## Exercise directions
Do not carry the pictures over; copy every other part of the entries exactly.
## Begin Records provided
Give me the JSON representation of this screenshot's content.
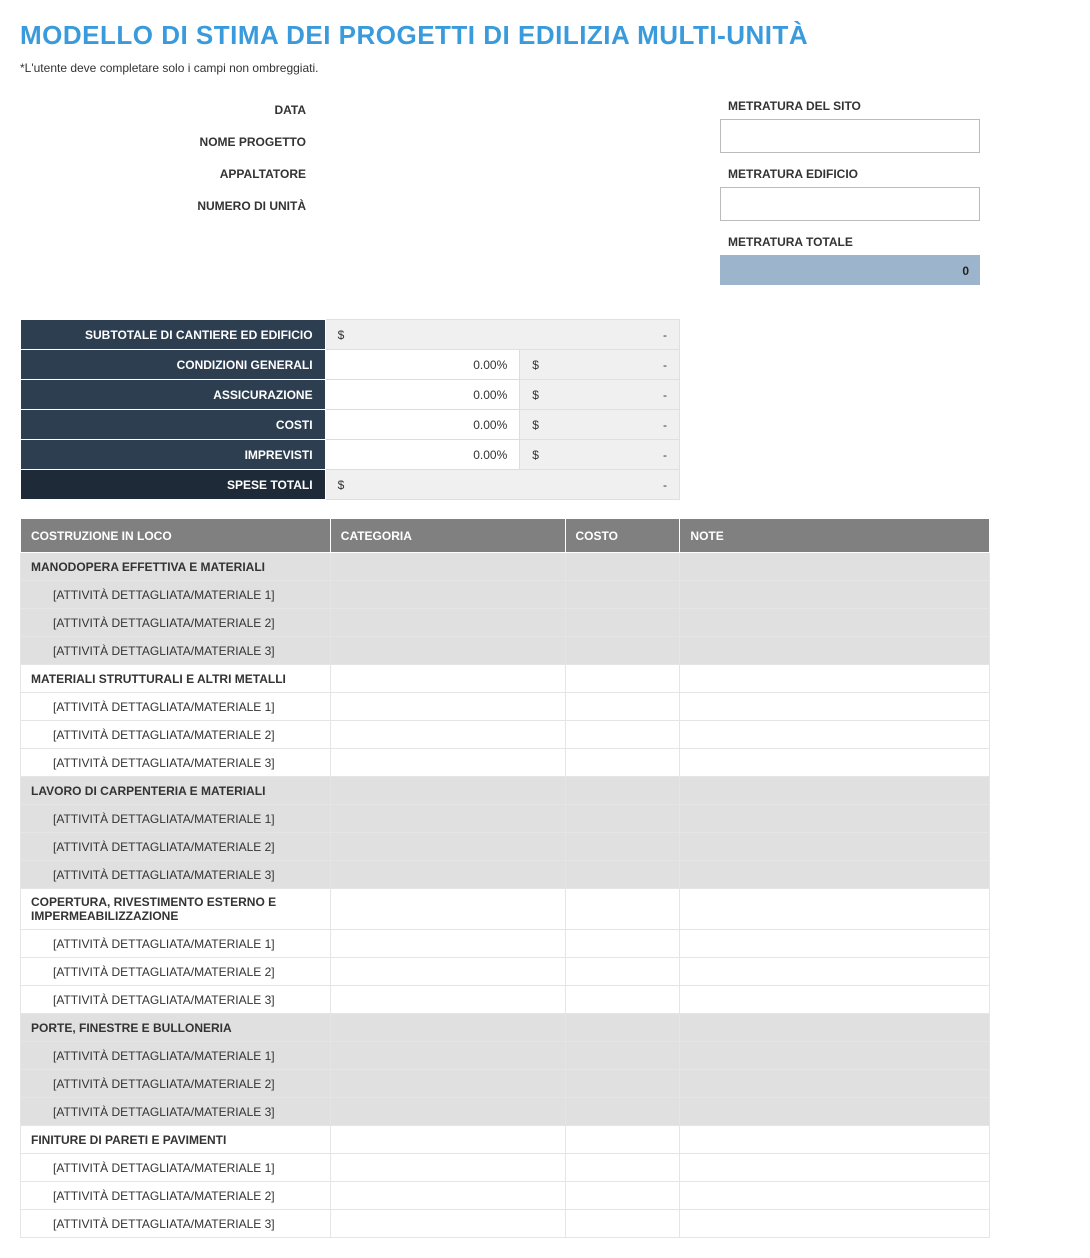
{
  "title": "MODELLO DI STIMA DEI PROGETTI DI EDILIZIA MULTI-UNITÀ",
  "note": "*L'utente deve completare solo i campi non ombreggiati.",
  "info_labels": {
    "data": "DATA",
    "nome_progetto": "NOME PROGETTO",
    "appaltatore": "APPALTATORE",
    "numero_unita": "NUMERO DI UNITÀ"
  },
  "metrics": {
    "site_label": "METRATURA DEL SITO",
    "building_label": "METRATURA EDIFICIO",
    "total_label": "METRATURA TOTALE",
    "total_value": "0"
  },
  "summary": {
    "subtotale": {
      "label": "SUBTOTALE DI CANTIERE ED EDIFICIO",
      "currency": "$",
      "amount": "-"
    },
    "condizioni": {
      "label": "CONDIZIONI GENERALI",
      "pct": "0.00%",
      "currency": "$",
      "amount": "-"
    },
    "assicurazione": {
      "label": "ASSICURAZIONE",
      "pct": "0.00%",
      "currency": "$",
      "amount": "-"
    },
    "costi": {
      "label": "COSTI",
      "pct": "0.00%",
      "currency": "$",
      "amount": "-"
    },
    "imprevisti": {
      "label": "IMPREVISTI",
      "pct": "0.00%",
      "currency": "$",
      "amount": "-"
    },
    "spese_totali": {
      "label": "SPESE TOTALI",
      "currency": "$",
      "amount": "-"
    }
  },
  "detail_headers": {
    "col1": "COSTRUZIONE IN LOCO",
    "col2": "CATEGORIA",
    "col3": "COSTO",
    "col4": "NOTE"
  },
  "groups": [
    {
      "name": "MANODOPERA EFFETTIVA E MATERIALI",
      "shaded": true,
      "items": [
        "[ATTIVITÀ DETTAGLIATA/MATERIALE 1]",
        "[ATTIVITÀ DETTAGLIATA/MATERIALE 2]",
        "[ATTIVITÀ DETTAGLIATA/MATERIALE 3]"
      ]
    },
    {
      "name": "MATERIALI STRUTTURALI E ALTRI METALLI",
      "shaded": false,
      "items": [
        "[ATTIVITÀ DETTAGLIATA/MATERIALE 1]",
        "[ATTIVITÀ DETTAGLIATA/MATERIALE 2]",
        "[ATTIVITÀ DETTAGLIATA/MATERIALE 3]"
      ]
    },
    {
      "name": "LAVORO DI CARPENTERIA E MATERIALI",
      "shaded": true,
      "items": [
        "[ATTIVITÀ DETTAGLIATA/MATERIALE 1]",
        "[ATTIVITÀ DETTAGLIATA/MATERIALE 2]",
        "[ATTIVITÀ DETTAGLIATA/MATERIALE 3]"
      ]
    },
    {
      "name": "COPERTURA, RIVESTIMENTO ESTERNO E IMPERMEABILIZZAZIONE",
      "shaded": false,
      "items": [
        "[ATTIVITÀ DETTAGLIATA/MATERIALE 1]",
        "[ATTIVITÀ DETTAGLIATA/MATERIALE 2]",
        "[ATTIVITÀ DETTAGLIATA/MATERIALE 3]"
      ]
    },
    {
      "name": "PORTE, FINESTRE E BULLONERIA",
      "shaded": true,
      "items": [
        "[ATTIVITÀ DETTAGLIATA/MATERIALE 1]",
        "[ATTIVITÀ DETTAGLIATA/MATERIALE 2]",
        "[ATTIVITÀ DETTAGLIATA/MATERIALE 3]"
      ]
    },
    {
      "name": "FINITURE DI PARETI E PAVIMENTI",
      "shaded": false,
      "items": [
        "[ATTIVITÀ DETTAGLIATA/MATERIALE 1]",
        "[ATTIVITÀ DETTAGLIATA/MATERIALE 2]",
        "[ATTIVITÀ DETTAGLIATA/MATERIALE 3]"
      ]
    }
  ]
}
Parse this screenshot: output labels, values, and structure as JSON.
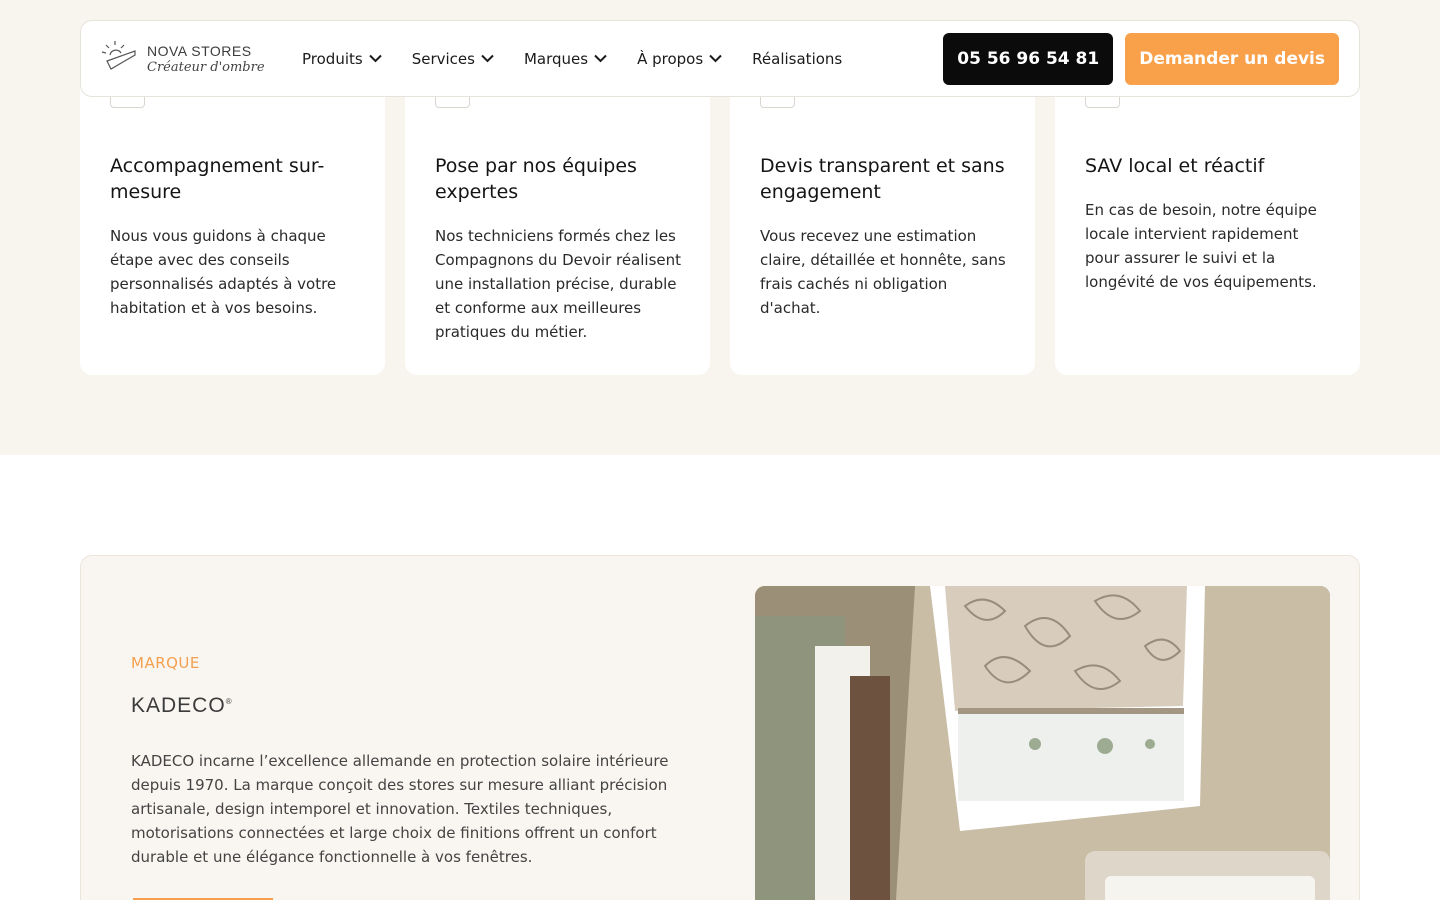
{
  "header": {
    "logo": {
      "name": "NOVA STORES",
      "tagline": "Créateur d'ombre"
    },
    "nav": [
      {
        "label": "Produits",
        "dropdown": true
      },
      {
        "label": "Services",
        "dropdown": true
      },
      {
        "label": "Marques",
        "dropdown": true
      },
      {
        "label": "À propos",
        "dropdown": true
      },
      {
        "label": "Réalisations",
        "dropdown": false
      }
    ],
    "phone": "05 56 96 54 81",
    "quote_cta": "Demander un devis"
  },
  "features": [
    {
      "icon": "arrow-icon",
      "title": "Accompagnement sur-mesure",
      "text": "Nous vous guidons à chaque étape avec des conseils personnalisés adaptés à votre habitation et à vos besoins."
    },
    {
      "icon": "tools-icon",
      "title": "Pose par nos équipes expertes",
      "text": "Nos techniciens formés chez les Compagnons du Devoir réalisent une installation précise, durable et conforme aux meilleures pratiques du métier."
    },
    {
      "icon": "shield-icon",
      "title": "Devis transparent et sans engagement",
      "text": "Vous recevez une estimation claire, détaillée et honnête, sans frais cachés ni obligation d'achat."
    },
    {
      "icon": "support-icon",
      "title": "SAV local et réactif",
      "text": "En cas de besoin, notre équipe locale intervient rapidement pour assurer le suivi et la longévité de vos équipements."
    }
  ],
  "brand": {
    "eyebrow": "MARQUE",
    "logo": "KADECO",
    "description": "KADECO incarne l’excellence allemande en protection solaire intérieure depuis 1970. La marque conçoit des stores sur mesure alliant précision artisanale, design intemporel et innovation. Textiles techniques, motorisations connectées et large choix de finitions offrent un confort durable et une élégance fonctionnelle à vos fenêtres."
  },
  "colors": {
    "accent": "#f9a04b",
    "dark_button": "#0b0b0b",
    "band_background": "#f8f5ef"
  }
}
## End Records provided
## Exercise result
Give me the JSON representation of this screenshot's content.
{
  "title": "MODELLO DI STIMA DEI PROGETTI DI EDILIZIA MULTI-UNITÀ",
  "note": "*L'utente deve completare solo i campi non ombreggiati.",
  "info_labels": {
    "data": "DATA",
    "nome_progetto": "NOME PROGETTO",
    "appaltatore": "APPALTATORE",
    "numero_unita": "NUMERO DI UNITÀ"
  },
  "metrics": {
    "site_label": "METRATURA DEL SITO",
    "building_label": "METRATURA EDIFICIO",
    "total_label": "METRATURA TOTALE",
    "total_value": "0"
  },
  "summary": {
    "subtotale": {
      "label": "SUBTOTALE DI CANTIERE ED EDIFICIO",
      "currency": "$",
      "amount": "-"
    },
    "condizioni": {
      "label": "CONDIZIONI GENERALI",
      "pct": "0.00%",
      "currency": "$",
      "amount": "-"
    },
    "assicurazione": {
      "label": "ASSICURAZIONE",
      "pct": "0.00%",
      "currency": "$",
      "amount": "-"
    },
    "costi": {
      "label": "COSTI",
      "pct": "0.00%",
      "currency": "$",
      "amount": "-"
    },
    "imprevisti": {
      "label": "IMPREVISTI",
      "pct": "0.00%",
      "currency": "$",
      "amount": "-"
    },
    "spese_totali": {
      "label": "SPESE TOTALI",
      "currency": "$",
      "amount": "-"
    }
  },
  "detail_headers": {
    "col1": "COSTRUZIONE IN LOCO",
    "col2": "CATEGORIA",
    "col3": "COSTO",
    "col4": "NOTE"
  },
  "groups": [
    {
      "name": "MANODOPERA EFFETTIVA E MATERIALI",
      "shaded": true,
      "items": [
        "[ATTIVITÀ DETTAGLIATA/MATERIALE 1]",
        "[ATTIVITÀ DETTAGLIATA/MATERIALE 2]",
        "[ATTIVITÀ DETTAGLIATA/MATERIALE 3]"
      ]
    },
    {
      "name": "MATERIALI STRUTTURALI E ALTRI METALLI",
      "shaded": false,
      "items": [
        "[ATTIVITÀ DETTAGLIATA/MATERIALE 1]",
        "[ATTIVITÀ DETTAGLIATA/MATERIALE 2]",
        "[ATTIVITÀ DETTAGLIATA/MATERIALE 3]"
      ]
    },
    {
      "name": "LAVORO DI CARPENTERIA E MATERIALI",
      "shaded": true,
      "items": [
        "[ATTIVITÀ DETTAGLIATA/MATERIALE 1]",
        "[ATTIVITÀ DETTAGLIATA/MATERIALE 2]",
        "[ATTIVITÀ DETTAGLIATA/MATERIALE 3]"
      ]
    },
    {
      "name": "COPERTURA, RIVESTIMENTO ESTERNO E IMPERMEABILIZZAZIONE",
      "shaded": false,
      "items": [
        "[ATTIVITÀ DETTAGLIATA/MATERIALE 1]",
        "[ATTIVITÀ DETTAGLIATA/MATERIALE 2]",
        "[ATTIVITÀ DETTAGLIATA/MATERIALE 3]"
      ]
    },
    {
      "name": "PORTE, FINESTRE E BULLONERIA",
      "shaded": true,
      "items": [
        "[ATTIVITÀ DETTAGLIATA/MATERIALE 1]",
        "[ATTIVITÀ DETTAGLIATA/MATERIALE 2]",
        "[ATTIVITÀ DETTAGLIATA/MATERIALE 3]"
      ]
    },
    {
      "name": "FINITURE DI PARETI E PAVIMENTI",
      "shaded": false,
      "items": [
        "[ATTIVITÀ DETTAGLIATA/MATERIALE 1]",
        "[ATTIVITÀ DETTAGLIATA/MATERIALE 2]",
        "[ATTIVITÀ DETTAGLIATA/MATERIALE 3]"
      ]
    }
  ]
}
Parse this screenshot: output labels, values, and structure as JSON.
{
  "header": {
    "logo": {
      "name": "NOVA STORES",
      "tagline": "Créateur d'ombre"
    },
    "nav": [
      {
        "label": "Produits",
        "dropdown": true
      },
      {
        "label": "Services",
        "dropdown": true
      },
      {
        "label": "Marques",
        "dropdown": true
      },
      {
        "label": "À propos",
        "dropdown": true
      },
      {
        "label": "Réalisations",
        "dropdown": false
      }
    ],
    "phone": "05 56 96 54 81",
    "quote_cta": "Demander un devis"
  },
  "features": [
    {
      "icon": "arrow-icon",
      "title": "Accompagnement sur-mesure",
      "text": "Nous vous guidons à chaque étape avec des conseils personnalisés adaptés à votre habitation et à vos besoins."
    },
    {
      "icon": "tools-icon",
      "title": "Pose par nos équipes expertes",
      "text": "Nos techniciens formés chez les Compagnons du Devoir réalisent une installation précise, durable et conforme aux meilleures pratiques du métier."
    },
    {
      "icon": "shield-icon",
      "title": "Devis transparent et sans engagement",
      "text": "Vous recevez une estimation claire, détaillée et honnête, sans frais cachés ni obligation d'achat."
    },
    {
      "icon": "support-icon",
      "title": "SAV local et réactif",
      "text": "En cas de besoin, notre équipe locale intervient rapidement pour assurer le suivi et la longévité de vos équipements."
    }
  ],
  "brand": {
    "eyebrow": "MARQUE",
    "logo": "KADECO",
    "description": "KADECO incarne l’excellence allemande en protection solaire intérieure depuis 1970. La marque conçoit des stores sur mesure alliant précision artisanale, design intemporel et innovation. Textiles techniques, motorisations connectées et large choix de finitions offrent un confort durable et une élégance fonctionnelle à vos fenêtres."
  },
  "colors": {
    "accent": "#f9a04b",
    "dark_button": "#0b0b0b",
    "band_background": "#f8f5ef"
  }
}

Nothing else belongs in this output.